• _Short exercise_
Write out every entry exactly as it stands.

· · · · ·

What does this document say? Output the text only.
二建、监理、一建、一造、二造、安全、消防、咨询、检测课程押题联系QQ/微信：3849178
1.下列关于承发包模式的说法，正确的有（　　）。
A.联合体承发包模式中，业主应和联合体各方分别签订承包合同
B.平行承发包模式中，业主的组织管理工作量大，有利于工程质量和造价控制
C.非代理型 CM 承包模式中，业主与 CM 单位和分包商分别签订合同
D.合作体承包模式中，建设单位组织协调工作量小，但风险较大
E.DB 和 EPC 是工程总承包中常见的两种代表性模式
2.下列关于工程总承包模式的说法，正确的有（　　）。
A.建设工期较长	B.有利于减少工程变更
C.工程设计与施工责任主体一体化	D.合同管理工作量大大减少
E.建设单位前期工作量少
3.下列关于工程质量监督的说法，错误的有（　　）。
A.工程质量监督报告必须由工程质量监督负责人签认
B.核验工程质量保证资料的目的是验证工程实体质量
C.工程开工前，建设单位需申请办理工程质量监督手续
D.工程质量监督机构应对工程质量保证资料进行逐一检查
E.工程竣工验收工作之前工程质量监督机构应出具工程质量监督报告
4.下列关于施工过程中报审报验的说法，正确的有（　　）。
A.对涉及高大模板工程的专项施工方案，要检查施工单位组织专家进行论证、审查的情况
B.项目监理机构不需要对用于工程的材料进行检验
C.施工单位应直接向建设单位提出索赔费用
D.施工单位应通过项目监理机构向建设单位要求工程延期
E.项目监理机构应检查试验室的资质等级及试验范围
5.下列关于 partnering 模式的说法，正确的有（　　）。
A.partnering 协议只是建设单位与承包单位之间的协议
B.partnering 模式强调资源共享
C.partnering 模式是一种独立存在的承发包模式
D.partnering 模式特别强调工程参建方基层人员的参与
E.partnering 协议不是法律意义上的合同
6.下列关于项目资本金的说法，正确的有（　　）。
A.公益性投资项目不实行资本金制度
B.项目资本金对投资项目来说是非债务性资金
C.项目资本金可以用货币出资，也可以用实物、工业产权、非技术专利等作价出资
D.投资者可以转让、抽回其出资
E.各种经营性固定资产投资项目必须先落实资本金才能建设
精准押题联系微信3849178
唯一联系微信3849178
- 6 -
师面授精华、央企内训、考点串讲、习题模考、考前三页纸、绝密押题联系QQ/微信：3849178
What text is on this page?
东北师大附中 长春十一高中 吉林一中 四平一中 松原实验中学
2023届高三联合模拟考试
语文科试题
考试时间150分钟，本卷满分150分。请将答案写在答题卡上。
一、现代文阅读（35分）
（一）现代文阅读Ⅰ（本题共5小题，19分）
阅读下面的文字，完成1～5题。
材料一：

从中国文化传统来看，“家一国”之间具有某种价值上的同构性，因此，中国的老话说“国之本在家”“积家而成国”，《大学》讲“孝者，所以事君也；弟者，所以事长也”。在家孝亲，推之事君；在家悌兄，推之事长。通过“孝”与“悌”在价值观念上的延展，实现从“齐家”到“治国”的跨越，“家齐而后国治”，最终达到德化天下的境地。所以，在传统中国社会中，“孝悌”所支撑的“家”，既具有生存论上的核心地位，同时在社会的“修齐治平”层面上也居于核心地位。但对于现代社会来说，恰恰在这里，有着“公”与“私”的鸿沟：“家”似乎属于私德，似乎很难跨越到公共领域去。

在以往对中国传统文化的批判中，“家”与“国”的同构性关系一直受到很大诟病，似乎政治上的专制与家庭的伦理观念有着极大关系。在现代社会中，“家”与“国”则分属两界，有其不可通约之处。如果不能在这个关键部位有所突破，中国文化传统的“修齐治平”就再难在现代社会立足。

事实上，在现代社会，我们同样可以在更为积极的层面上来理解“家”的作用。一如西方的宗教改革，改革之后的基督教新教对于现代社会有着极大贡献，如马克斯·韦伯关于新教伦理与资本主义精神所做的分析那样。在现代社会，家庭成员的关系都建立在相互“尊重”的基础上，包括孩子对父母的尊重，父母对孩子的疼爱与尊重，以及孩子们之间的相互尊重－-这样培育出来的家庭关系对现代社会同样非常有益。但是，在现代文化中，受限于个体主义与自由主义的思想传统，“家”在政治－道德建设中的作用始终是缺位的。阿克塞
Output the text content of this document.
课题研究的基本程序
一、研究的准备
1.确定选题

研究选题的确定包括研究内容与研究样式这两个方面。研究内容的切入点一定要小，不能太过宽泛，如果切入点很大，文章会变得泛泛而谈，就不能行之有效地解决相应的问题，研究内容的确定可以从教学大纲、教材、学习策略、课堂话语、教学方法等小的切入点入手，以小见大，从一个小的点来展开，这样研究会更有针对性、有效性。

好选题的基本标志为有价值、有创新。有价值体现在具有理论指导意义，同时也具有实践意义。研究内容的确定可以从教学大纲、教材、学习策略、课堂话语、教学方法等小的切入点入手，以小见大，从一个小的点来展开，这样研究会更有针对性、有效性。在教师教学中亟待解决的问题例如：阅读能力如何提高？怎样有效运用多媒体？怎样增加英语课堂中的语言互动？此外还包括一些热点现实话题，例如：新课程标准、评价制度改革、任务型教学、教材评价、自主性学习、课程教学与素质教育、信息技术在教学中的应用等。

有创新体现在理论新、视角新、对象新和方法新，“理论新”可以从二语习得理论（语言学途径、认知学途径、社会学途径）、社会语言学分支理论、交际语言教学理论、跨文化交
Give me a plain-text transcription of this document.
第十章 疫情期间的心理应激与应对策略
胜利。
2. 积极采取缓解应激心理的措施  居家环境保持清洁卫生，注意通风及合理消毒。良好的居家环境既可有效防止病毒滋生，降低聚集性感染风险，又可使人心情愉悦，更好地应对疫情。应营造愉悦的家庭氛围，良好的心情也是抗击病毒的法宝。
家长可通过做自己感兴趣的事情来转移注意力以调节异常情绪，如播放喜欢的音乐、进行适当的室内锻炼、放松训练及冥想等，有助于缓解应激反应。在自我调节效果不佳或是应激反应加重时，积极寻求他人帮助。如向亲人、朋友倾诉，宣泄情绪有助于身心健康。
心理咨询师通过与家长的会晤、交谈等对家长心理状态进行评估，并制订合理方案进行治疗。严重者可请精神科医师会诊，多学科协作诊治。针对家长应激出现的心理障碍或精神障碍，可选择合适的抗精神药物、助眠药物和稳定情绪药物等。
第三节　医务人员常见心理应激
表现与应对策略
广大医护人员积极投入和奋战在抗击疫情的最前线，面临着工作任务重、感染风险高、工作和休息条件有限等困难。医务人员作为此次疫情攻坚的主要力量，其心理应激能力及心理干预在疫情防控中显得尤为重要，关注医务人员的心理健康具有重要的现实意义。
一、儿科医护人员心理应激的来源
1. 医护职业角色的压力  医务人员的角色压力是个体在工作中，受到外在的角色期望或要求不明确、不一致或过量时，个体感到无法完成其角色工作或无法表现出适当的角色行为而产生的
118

· · · · ·

• _The solution_
What does this document say? Output the text only.
二建、监理、一建、一造、二造、安全、消防、咨询、检测课程押题联系QQ/微信：3849178
1.下列关于承发包模式的说法，正确的有（　　）。
A.联合体承发包模式中，业主应和联合体各方分别签订承包合同
B.平行承发包模式中，业主的组织管理工作量大，有利于工程质量和造价控制
C.非代理型 CM 承包模式中，业主与 CM 单位和分包商分别签订合同
D.合作体承包模式中，建设单位组织协调工作量小，但风险较大
E.DB 和 EPC 是工程总承包中常见的两种代表性模式
2.下列关于工程总承包模式的说法，正确的有（　　）。
A.建设工期较长	B.有利于减少工程变更
C.工程设计与施工责任主体一体化	D.合同管理工作量大大减少
E.建设单位前期工作量少
3.下列关于工程质量监督的说法，错误的有（　　）。
A.工程质量监督报告必须由工程质量监督负责人签认
B.核验工程质量保证资料的目的是验证工程实体质量
C.工程开工前，建设单位需申请办理工程质量监督手续
D.工程质量监督机构应对工程质量保证资料进行逐一检查
E.工程竣工验收工作之前工程质量监督机构应出具工程质量监督报告
4.下列关于施工过程中报审报验的说法，正确的有（　　）。
A.对涉及高大模板工程的专项施工方案，要检查施工单位组织专家进行论证、审查的情况
B.项目监理机构不需要对用于工程的材料进行检验
C.施工单位应直接向建设单位提出索赔费用
D.施工单位应通过项目监理机构向建设单位要求工程延期
E.项目监理机构应检查试验室的资质等级及试验范围
5.下列关于 partnering 模式的说法，正确的有（　　）。
A.partnering 协议只是建设单位与承包单位之间的协议
B.partnering 模式强调资源共享
C.partnering 模式是一种独立存在的承发包模式
D.partnering 模式特别强调工程参建方基层人员的参与
E.partnering 协议不是法律意义上的合同
6.下列关于项目资本金的说法，正确的有（　　）。
A.公益性投资项目不实行资本金制度
B.项目资本金对投资项目来说是非债务性资金
C.项目资本金可以用货币出资，也可以用实物、工业产权、非技术专利等作价出资
D.投资者可以转让、抽回其出资
E.各种经营性固定资产投资项目必须先落实资本金才能建设
精准押题联系微信3849178
唯一联系微信3849178
- 6 -
师面授精华、央企内训、考点串讲、习题模考、考前三页纸、绝密押题联系QQ/微信：3849178
What text is on this page?
东北师大附中 长春十一高中 吉林一中 四平一中 松原实验中学
2023届高三联合模拟考试
语文科试题
考试时间150分钟，本卷满分150分。请将答案写在答题卡上。
一、现代文阅读（35分）
（一）现代文阅读Ⅰ（本题共5小题，19分）
阅读下面的文字，完成1～5题。
材料一：

从中国文化传统来看，“家一国”之间具有某种价值上的同构性，因此，中国的老话说“国之本在家”“积家而成国”，《大学》讲“孝者，所以事君也；弟者，所以事长也”。在家孝亲，推之事君；在家悌兄，推之事长。通过“孝”与“悌”在价值观念上的延展，实现从“齐家”到“治国”的跨越，“家齐而后国治”，最终达到德化天下的境地。所以，在传统中国社会中，“孝悌”所支撑的“家”，既具有生存论上的核心地位，同时在社会的“修齐治平”层面上也居于核心地位。但对于现代社会来说，恰恰在这里，有着“公”与“私”的鸿沟：“家”似乎属于私德，似乎很难跨越到公共领域去。

在以往对中国传统文化的批判中，“家”与“国”的同构性关系一直受到很大诟病，似乎政治上的专制与家庭的伦理观念有着极大关系。在现代社会中，“家”与“国”则分属两界，有其不可通约之处。如果不能在这个关键部位有所突破，中国文化传统的“修齐治平”就再难在现代社会立足。

事实上，在现代社会，我们同样可以在更为积极的层面上来理解“家”的作用。一如西方的宗教改革，改革之后的基督教新教对于现代社会有着极大贡献，如马克斯·韦伯关于新教伦理与资本主义精神所做的分析那样。在现代社会，家庭成员的关系都建立在相互“尊重”的基础上，包括孩子对父母的尊重，父母对孩子的疼爱与尊重，以及孩子们之间的相互尊重－-这样培育出来的家庭关系对现代社会同样非常有益。但是，在现代文化中，受限于个体主义与自由主义的思想传统，“家”在政治－道德建设中的作用始终是缺位的。阿克塞
Output the text content of this document.
课题研究的基本程序
一、研究的准备
1.确定选题

研究选题的确定包括研究内容与研究样式这两个方面。研究内容的切入点一定要小，不能太过宽泛，如果切入点很大，文章会变得泛泛而谈，就不能行之有效地解决相应的问题，研究内容的确定可以从教学大纲、教材、学习策略、课堂话语、教学方法等小的切入点入手，以小见大，从一个小的点来展开，这样研究会更有针对性、有效性。

好选题的基本标志为有价值、有创新。有价值体现在具有理论指导意义，同时也具有实践意义。研究内容的确定可以从教学大纲、教材、学习策略、课堂话语、教学方法等小的切入点入手，以小见大，从一个小的点来展开，这样研究会更有针对性、有效性。在教师教学中亟待解决的问题例如：阅读能力如何提高？怎样有效运用多媒体？怎样增加英语课堂中的语言互动？此外还包括一些热点现实话题，例如：新课程标准、评价制度改革、任务型教学、教材评价、自主性学习、课程教学与素质教育、信息技术在教学中的应用等。

有创新体现在理论新、视角新、对象新和方法新，“理论新”可以从二语习得理论（语言学途径、认知学途径、社会学途径）、社会语言学分支理论、交际语言教学理论、跨文化交
Give me a plain-text transcription of this document.
第十章 疫情期间的心理应激与应对策略
胜利。
2. 积极采取缓解应激心理的措施  居家环境保持清洁卫生，注意通风及合理消毒。良好的居家环境既可有效防止病毒滋生，降低聚集性感染风险，又可使人心情愉悦，更好地应对疫情。应营造愉悦的家庭氛围，良好的心情也是抗击病毒的法宝。
家长可通过做自己感兴趣的事情来转移注意力以调节异常情绪，如播放喜欢的音乐、进行适当的室内锻炼、放松训练及冥想等，有助于缓解应激反应。在自我调节效果不佳或是应激反应加重时，积极寻求他人帮助。如向亲人、朋友倾诉，宣泄情绪有助于身心健康。
心理咨询师通过与家长的会晤、交谈等对家长心理状态进行评估，并制订合理方案进行治疗。严重者可请精神科医师会诊，多学科协作诊治。针对家长应激出现的心理障碍或精神障碍，可选择合适的抗精神药物、助眠药物和稳定情绪药物等。
第三节　医务人员常见心理应激
表现与应对策略
广大医护人员积极投入和奋战在抗击疫情的最前线，面临着工作任务重、感染风险高、工作和休息条件有限等困难。医务人员作为此次疫情攻坚的主要力量，其心理应激能力及心理干预在疫情防控中显得尤为重要，关注医务人员的心理健康具有重要的现实意义。
一、儿科医护人员心理应激的来源
1. 医护职业角色的压力  医务人员的角色压力是个体在工作中，受到外在的角色期望或要求不明确、不一致或过量时，个体感到无法完成其角色工作或无法表现出适当的角色行为而产生的
118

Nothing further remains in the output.